## Short task
Leave out the pictures and copy each record below exactly.
----- Task input
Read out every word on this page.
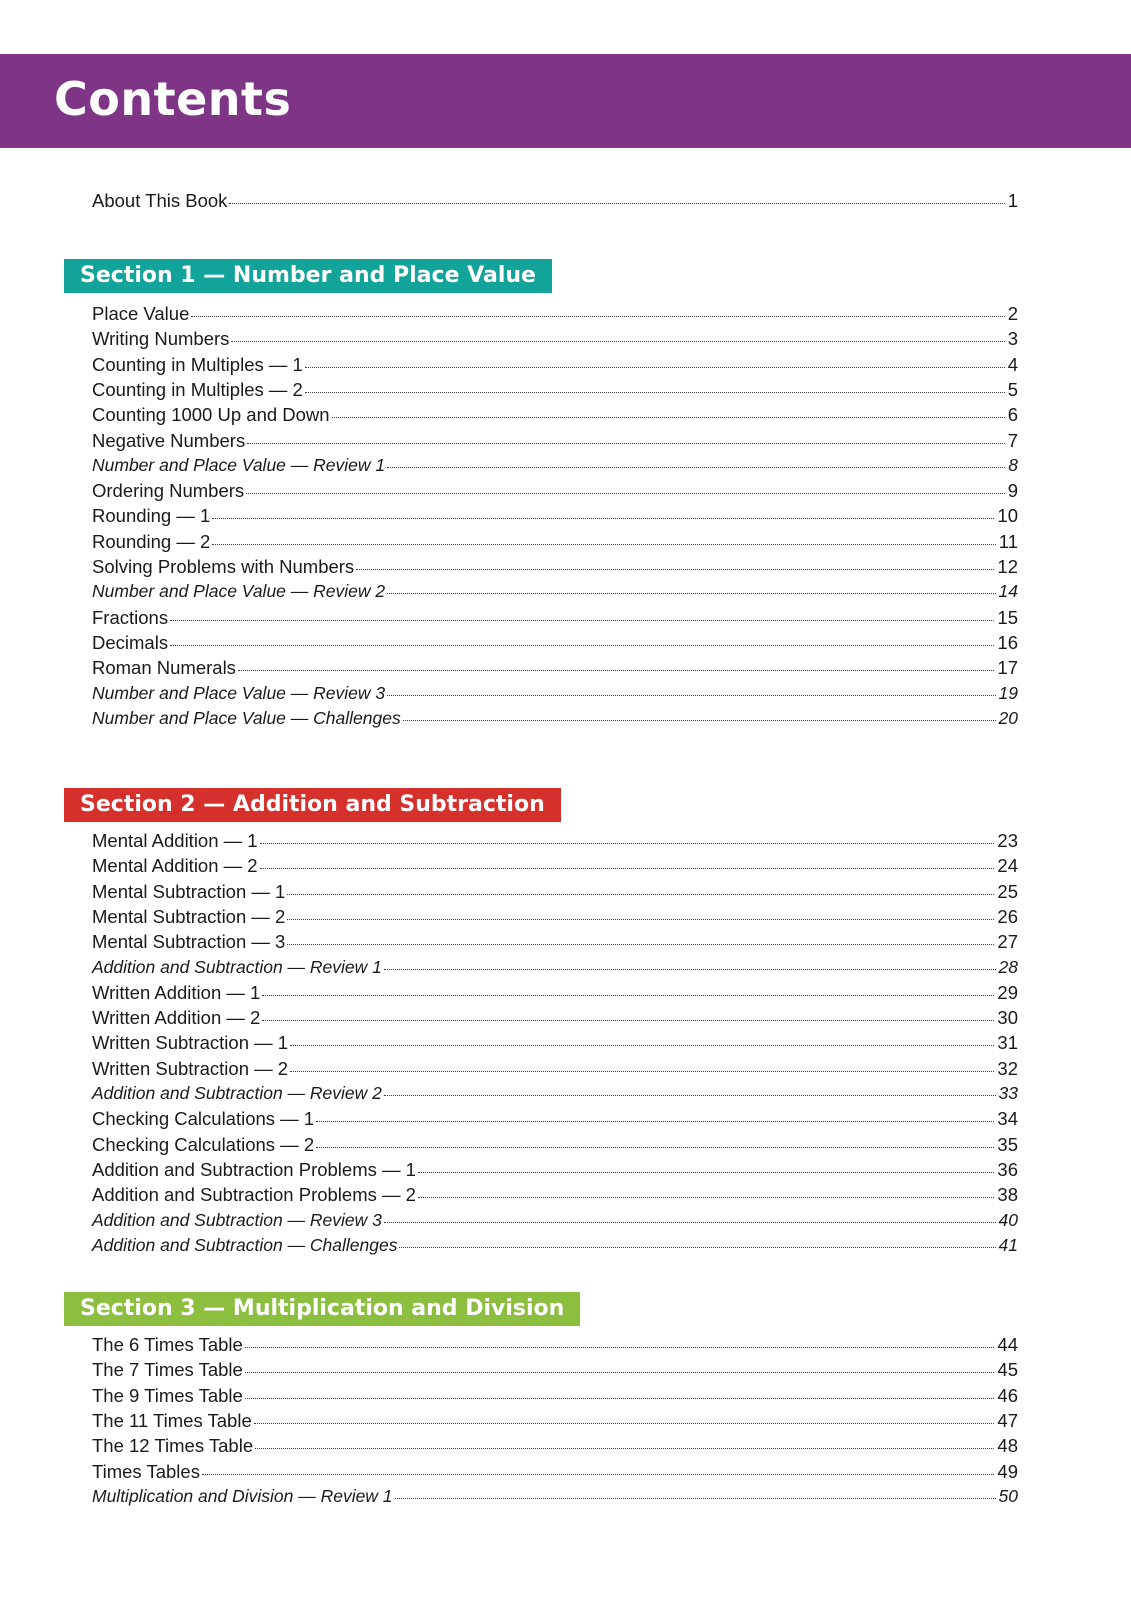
Contents
About This Book	1
Section 1 — Number and Place Value
Place Value	2
Writing Numbers	3
Counting in Multiples — 1	4
Counting in Multiples — 2	5
Counting 1000 Up and Down	6
Negative Numbers	7
Number and Place Value — Review 1	8
Ordering Numbers	9
Rounding — 1	10
Rounding — 2	11
Solving Problems with Numbers	12
Number and Place Value — Review 2	14
Fractions	15
Decimals	16
Roman Numerals	17
Number and Place Value — Review 3	19
Number and Place Value — Challenges	20
Section 2 — Addition and Subtraction
Mental Addition — 1	23
Mental Addition — 2	24
Mental Subtraction — 1	25
Mental Subtraction — 2	26
Mental Subtraction — 3	27
Addition and Subtraction — Review 1	28
Written Addition — 1	29
Written Addition — 2	30
Written Subtraction — 1	31
Written Subtraction — 2	32
Addition and Subtraction — Review 2	33
Checking Calculations — 1	34
Checking Calculations — 2	35
Addition and Subtraction Problems — 1	36
Addition and Subtraction Problems — 2	38
Addition and Subtraction — Review 3	40
Addition and Subtraction — Challenges	41
Section 3 — Multiplication and Division
The 6 Times Table	44
The 7 Times Table	45
The 9 Times Table	46
The 11 Times Table	47
The 12 Times Table	48
Times Tables	49
Multiplication and Division — Review 1	50
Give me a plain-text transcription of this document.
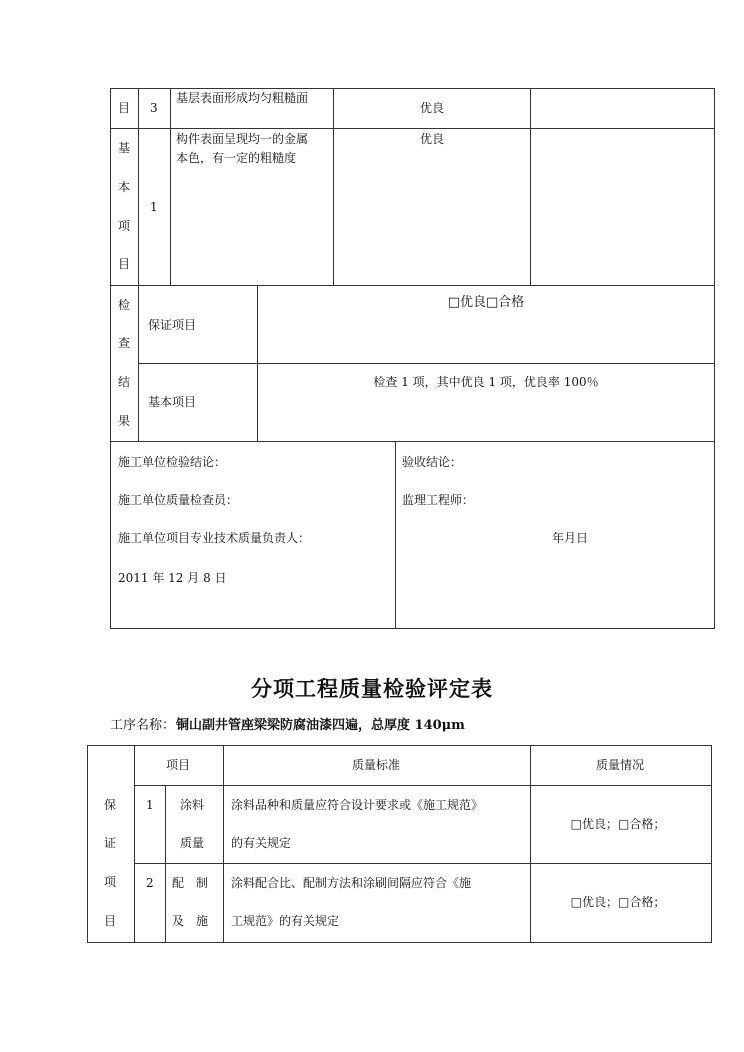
目 3
基层表面形成均匀粗糙面
优良
基
本
项
目
1
构件表面呈现均一的金属
本色，有一定的粗糙度
优良
检
查
结
果
保证项目
□优良□合格
基本项目
检查 1 项，其中优良 1 项，优良率 100％
施工单位检验结论：
施工单位质量检查员：
施工单位项目专业技术质量负责人：
2011 年 12 月 8 日
验收结论：
监理工程师：
年月日
分项工程质量检验评定表
工序名称： 铜山副井管座梁梁防腐油漆四遍，总厚度 140μm
项目	质量标准	质量情况
保
证
项
目
1 涂料
质量
涂料品种和质量应符合设计要求或《施工规范》
的有关规定
□优良；□合格；
2 配　制
及　施
涂料配合比、配制方法和涂刷间隔应符合《施
工规范》的有关规定
□优良；□合格；
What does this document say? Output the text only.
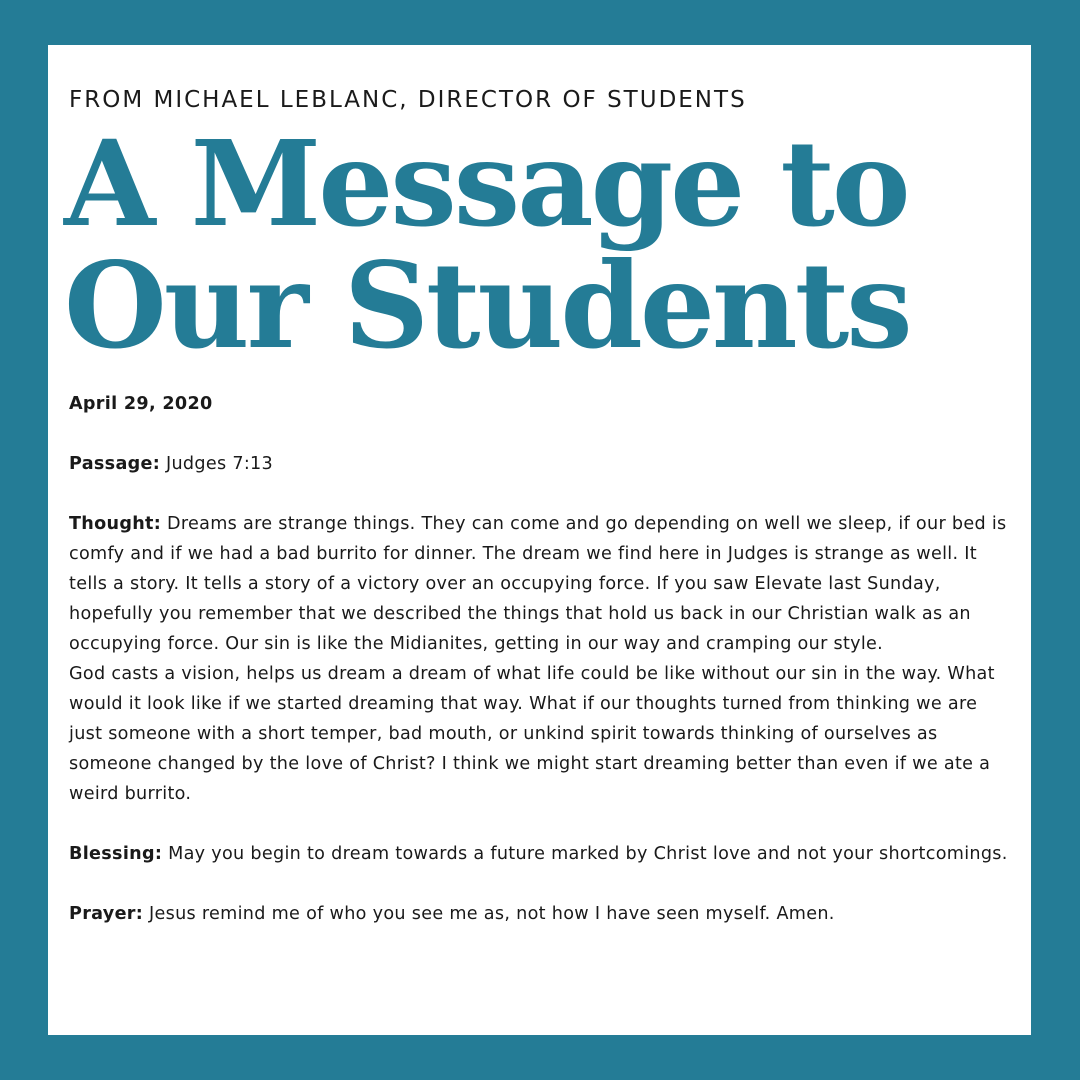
FROM MICHAEL LEBLANC, DIRECTOR OF STUDENTS

A Message to
Our Students

April 29, 2020

Passage: Judges 7:13

Thought: Dreams are strange things. They can come and go depending on well we sleep, if our bed is comfy and if we had a bad burrito for dinner. The dream we find here in Judges is strange as well. It tells a story. It tells a story of a victory over an occupying force. If you saw Elevate last Sunday, hopefully you remember that we described the things that hold us back in our Christian walk as an occupying force. Our sin is like the Midianites, getting in our way and cramping our style.

God casts a vision, helps us dream a dream of what life could be like without our sin in the way. What would it look like if we started dreaming that way. What if our thoughts turned from thinking we are just someone with a short temper, bad mouth, or unkind spirit towards thinking of ourselves as someone changed by the love of Christ? I think we might start dreaming better than even if we ate a weird burrito.

Blessing: May you begin to dream towards a future marked by Christ love and not your shortcomings.

Prayer: Jesus remind me of who you see me as, not how I have seen myself. Amen.
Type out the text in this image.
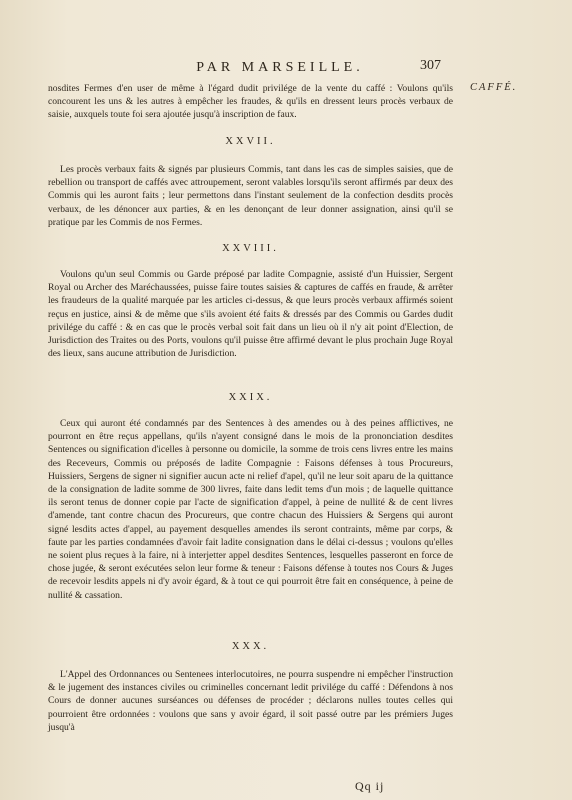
PAR MARSEILLE.	307
CAFFÉ.
nosdites Fermes d'en user de même à l'égard dudit privilége de la vente du caffé : Voulons qu'ils concourent les uns & les autres à empêcher les fraudes, & qu'ils en dressent leurs procès verbaux de saisie, auxquels toute foi sera ajoutée jusqu'à inscription de faux.
XXVII.
Les procès verbaux faits & signés par plusieurs Commis, tant dans les cas de simples saisies, que de rebellion ou transport de caffés avec attroupement, seront valables lorsqu'ils seront affirmés par deux des Commis qui les auront faits ; leur permettons dans l'instant seulement de la confection desdits procès verbaux, de les dénoncer aux parties, & en les denonçant de leur donner assignation, ainsi qu'il se pratique par les Commis de nos Fermes.
XXVIII.
Voulons qu'un seul Commis ou Garde préposé par ladite Compagnie, assisté d'un Huissier, Sergent Royal ou Archer des Maréchaussées, puisse faire toutes saisies & captures de caffés en fraude, & arrêter les fraudeurs de la qualité marquée par les articles ci-dessus, & que leurs procès verbaux affirmés soient reçus en justice, ainsi & de même que s'ils avoient été faits & dressés par des Commis ou Gardes dudit privilége du caffé : & en cas que le procès verbal soit fait dans un lieu où il n'y ait point d'Election, de Jurisdiction des Traites ou des Ports, voulons qu'il puisse être affirmé devant le plus prochain Juge Royal des lieux, sans aucune attribution de Jurisdiction.
XXIX.
Ceux qui auront été condamnés par des Sentences à des amendes ou à des peines afflictives, ne pourront en être reçus appellans, qu'ils n'ayent consigné dans le mois de la prononciation desdites Sentences ou signification d'icelles à personne ou domicile, la somme de trois cens livres entre les mains des Receveurs, Commis ou préposés de ladite Compagnie : Faisons défenses à tous Procureurs, Huissiers, Sergens de signer ni signifier aucun acte ni relief d'apel, qu'il ne leur soit aparu de la quittance de la consignation de ladite somme de 300 livres, faite dans ledit tems d'un mois ; de laquelle quittance ils seront tenus de donner copie par l'acte de signification d'appel, à peine de nullité & de cent livres d'amende, tant contre chacun des Procureurs, que contre chacun des Huissiers & Sergens qui auront signé lesdits actes d'appel, au payement desquelles amendes ils seront contraints, même par corps, & faute par les parties condamnées d'avoir fait ladite consignation dans le délai ci-dessus ; voulons qu'elles ne soient plus reçues à la faire, ni à interjetter appel desdites Sentences, lesquelles passeront en force de chose jugée, & seront exécutées selon leur forme & teneur : Faisons défense à toutes nos Cours & Juges de recevoir lesdits appels ni d'y avoir égard, & à tout ce qui pourroit être fait en conséquence, à peine de nullité & cassation.
XXX.
L'Appel des Ordonnances ou Sentenees interlocutoires, ne pourra suspendre ni empêcher l'instruction & le jugement des instances civiles ou criminelles concernant ledit privilége du caffé : Défendons à nos Cours de donner aucunes surséances ou défenses de procéder ; déclarons nulles toutes celles qui pourroient être ordonnées : voulons que sans y avoir égard, il soit passé outre par les prémiers Juges jusqu'à
Qq ij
----------
## Response to this task
Read out every word on this page.
Contents
About This Book	1
Section 1 — Number and Place Value
Place Value	2
Writing Numbers	3
Counting in Multiples — 1	4
Counting in Multiples — 2	5
Counting 1000 Up and Down	6
Negative Numbers	7
Number and Place Value — Review 1	8
Ordering Numbers	9
Rounding — 1	10
Rounding — 2	11
Solving Problems with Numbers	12
Number and Place Value — Review 2	14
Fractions	15
Decimals	16
Roman Numerals	17
Number and Place Value — Review 3	19
Number and Place Value — Challenges	20
Section 2 — Addition and Subtraction
Mental Addition — 1	23
Mental Addition — 2	24
Mental Subtraction — 1	25
Mental Subtraction — 2	26
Mental Subtraction — 3	27
Addition and Subtraction — Review 1	28
Written Addition — 1	29
Written Addition — 2	30
Written Subtraction — 1	31
Written Subtraction — 2	32
Addition and Subtraction — Review 2	33
Checking Calculations — 1	34
Checking Calculations — 2	35
Addition and Subtraction Problems — 1	36
Addition and Subtraction Problems — 2	38
Addition and Subtraction — Review 3	40
Addition and Subtraction — Challenges	41
Section 3 — Multiplication and Division
The 6 Times Table	44
The 7 Times Table	45
The 9 Times Table	46
The 11 Times Table	47
The 12 Times Table	48
Times Tables	49
Multiplication and Division — Review 1	50
Give me a plain-text transcription of this document.
目 3
基层表面形成均匀粗糙面
优良
基
本
项
目
1
构件表面呈现均一的金属
本色，有一定的粗糙度
优良
检
查
结
果
保证项目
□优良□合格
基本项目
检查 1 项，其中优良 1 项，优良率 100％
施工单位检验结论：
施工单位质量检查员：
施工单位项目专业技术质量负责人：
2011 年 12 月 8 日
验收结论：
监理工程师：
年月日
分项工程质量检验评定表
工序名称： 铜山副井管座梁梁防腐油漆四遍，总厚度 140μm
项目	质量标准	质量情况
保
证
项
目
1 涂料
质量
涂料品种和质量应符合设计要求或《施工规范》
的有关规定
□优良；□合格；
2 配　制
及　施
涂料配合比、配制方法和涂刷间隔应符合《施
工规范》的有关规定
□优良；□合格；
What does this document say? Output the text only.
FROM MICHAEL LEBLANC, DIRECTOR OF STUDENTS

A Message to
Our Students

April 29, 2020

Passage: Judges 7:13

Thought: Dreams are strange things. They can come and go depending on well we sleep, if our bed is comfy and if we had a bad burrito for dinner. The dream we find here in Judges is strange as well. It tells a story. It tells a story of a victory over an occupying force. If you saw Elevate last Sunday, hopefully you remember that we described the things that hold us back in our Christian walk as an occupying force. Our sin is like the Midianites, getting in our way and cramping our style.

God casts a vision, helps us dream a dream of what life could be like without our sin in the way. What would it look like if we started dreaming that way. What if our thoughts turned from thinking we are just someone with a short temper, bad mouth, or unkind spirit towards thinking of ourselves as someone changed by the love of Christ? I think we might start dreaming better than even if we ate a weird burrito.

Blessing: May you begin to dream towards a future marked by Christ love and not your shortcomings.

Prayer: Jesus remind me of who you see me as, not how I have seen myself. Amen.
Type out the text in this image.
PAR MARSEILLE.	307
CAFFÉ.
nosdites Fermes d'en user de même à l'égard dudit privilége de la vente du caffé : Voulons qu'ils concourent les uns & les autres à empêcher les fraudes, & qu'ils en dressent leurs procès verbaux de saisie, auxquels toute foi sera ajoutée jusqu'à inscription de faux.
XXVII.
Les procès verbaux faits & signés par plusieurs Commis, tant dans les cas de simples saisies, que de rebellion ou transport de caffés avec attroupement, seront valables lorsqu'ils seront affirmés par deux des Commis qui les auront faits ; leur permettons dans l'instant seulement de la confection desdits procès verbaux, de les dénoncer aux parties, & en les denonçant de leur donner assignation, ainsi qu'il se pratique par les Commis de nos Fermes.
XXVIII.
Voulons qu'un seul Commis ou Garde préposé par ladite Compagnie, assisté d'un Huissier, Sergent Royal ou Archer des Maréchaussées, puisse faire toutes saisies & captures de caffés en fraude, & arrêter les fraudeurs de la qualité marquée par les articles ci-dessus, & que leurs procès verbaux affirmés soient reçus en justice, ainsi & de même que s'ils avoient été faits & dressés par des Commis ou Gardes dudit privilége du caffé : & en cas que le procès verbal soit fait dans un lieu où il n'y ait point d'Election, de Jurisdiction des Traites ou des Ports, voulons qu'il puisse être affirmé devant le plus prochain Juge Royal des lieux, sans aucune attribution de Jurisdiction.
XXIX.
Ceux qui auront été condamnés par des Sentences à des amendes ou à des peines afflictives, ne pourront en être reçus appellans, qu'ils n'ayent consigné dans le mois de la prononciation desdites Sentences ou signification d'icelles à personne ou domicile, la somme de trois cens livres entre les mains des Receveurs, Commis ou préposés de ladite Compagnie : Faisons défenses à tous Procureurs, Huissiers, Sergens de signer ni signifier aucun acte ni relief d'apel, qu'il ne leur soit aparu de la quittance de la consignation de ladite somme de 300 livres, faite dans ledit tems d'un mois ; de laquelle quittance ils seront tenus de donner copie par l'acte de signification d'appel, à peine de nullité & de cent livres d'amende, tant contre chacun des Procureurs, que contre chacun des Huissiers & Sergens qui auront signé lesdits actes d'appel, au payement desquelles amendes ils seront contraints, même par corps, & faute par les parties condamnées d'avoir fait ladite consignation dans le délai ci-dessus ; voulons qu'elles ne soient plus reçues à la faire, ni à interjetter appel desdites Sentences, lesquelles passeront en force de chose jugée, & seront exécutées selon leur forme & teneur : Faisons défense à toutes nos Cours & Juges de recevoir lesdits appels ni d'y avoir égard, & à tout ce qui pourroit être fait en conséquence, à peine de nullité & cassation.
XXX.
L'Appel des Ordonnances ou Sentenees interlocutoires, ne pourra suspendre ni empêcher l'instruction & le jugement des instances civiles ou criminelles concernant ledit privilége du caffé : Défendons à nos Cours de donner aucunes surséances ou défenses de procéder ; déclarons nulles toutes celles qui pourroient être ordonnées : voulons que sans y avoir égard, il soit passé outre par les prémiers Juges jusqu'à
Qq ij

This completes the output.